The biggest IPO of the year, FirstData, made its debut on the New York Stock Exchange Thursday morning at $16 per share.
However, it wasn't without a hitch.
Wal-Mart's Wednesday announcement about disappointing earnings and sales sent shares plummeting. In turn, FirstData priced below its target of an $18 to $20 range and Albertson's indefinitely postponed their planned IPO.
So what does this rocky patch mean for the broader IPO landscape as other big names attempt their own debuts?
"I think one important thing to know is the market is actually operating," Kathleen Smith of Renaissance Capital told CNBC's "Fast Money." "We have seen times when the market totally shuts down so the positive news is deals are getting done."
Other industry analysts point to a focus on market volatility.
"When you have increased volatility in the market, nearly always you have fewer IPOS," said NYSE Group President Thomas Farley
While the NYSE has seen 14 of the 15 largest IPOs since 2010, Farley told CNBC's "Squawk on the Street" he's feeling the pressure to get U.S. listings numbers up. This year, U.S. listings are at $30 billion, half of what the exchange had last year.
"What gives me comfort, however, if you look at the companies that have gone public, whether it's Pure Storage last week, Performance Food Group two weeks ago, not only are they having smooth IPOS here on the New York Stock Exchange but their stocks have performed very well," Farley said on Thursday. "They're both up 20 to 25 percent in the aftermarket."
"The typical IPO is a small-cap product and these are all, generally speaking, larger cap companies that typically withstand the IPO market swings a bit more and can push forward," he said.
Moriarty said that IPO performance might be more about investor confidence than the actual state of the market and that companies should be more conscious of the swing investors have seen.

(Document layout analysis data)
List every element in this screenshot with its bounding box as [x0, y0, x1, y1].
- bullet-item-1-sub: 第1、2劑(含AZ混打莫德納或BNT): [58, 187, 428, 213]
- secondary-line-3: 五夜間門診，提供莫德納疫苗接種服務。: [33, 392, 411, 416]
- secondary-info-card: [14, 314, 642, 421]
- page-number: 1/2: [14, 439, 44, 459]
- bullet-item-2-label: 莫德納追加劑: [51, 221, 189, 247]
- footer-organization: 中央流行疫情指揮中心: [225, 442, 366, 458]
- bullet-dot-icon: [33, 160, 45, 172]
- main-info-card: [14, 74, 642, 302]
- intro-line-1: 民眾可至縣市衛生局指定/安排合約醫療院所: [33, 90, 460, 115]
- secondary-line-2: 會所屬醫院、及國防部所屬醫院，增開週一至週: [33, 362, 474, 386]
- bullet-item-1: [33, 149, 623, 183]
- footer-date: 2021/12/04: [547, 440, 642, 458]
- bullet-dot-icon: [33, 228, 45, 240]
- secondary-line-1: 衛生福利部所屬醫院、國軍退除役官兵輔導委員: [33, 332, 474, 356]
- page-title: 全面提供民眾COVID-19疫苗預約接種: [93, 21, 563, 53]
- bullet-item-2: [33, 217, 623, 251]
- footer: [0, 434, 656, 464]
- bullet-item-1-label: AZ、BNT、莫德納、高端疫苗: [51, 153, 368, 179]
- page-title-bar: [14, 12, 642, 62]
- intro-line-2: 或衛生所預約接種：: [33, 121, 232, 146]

DIRECTIONS FOR THIS TASK:
From the text on the FirstData IPO, copy down the passage from "Wal-Mart's Wednesday announcement" up to and including "on market volatility.". The records were taken from a different source than the text.

TASK SOLUTION:
Wal-Mart's Wednesday announcement about disappointing earnings and sales sent shares plummeting. In turn, FirstData priced below its target of an $18 to $20 range and Albertson's indefinitely postponed their planned IPO.
So what does this rocky patch mean for the broader IPO landscape as other big names attempt their own debuts?
"I think one important thing to know is the market is actually operating," Kathleen Smith of Renaissance Capital told CNBC's "Fast Money." "We have seen times when the market totally shuts down so the positive news is deals are getting done."
Other industry analysts point to a focus on market volatility.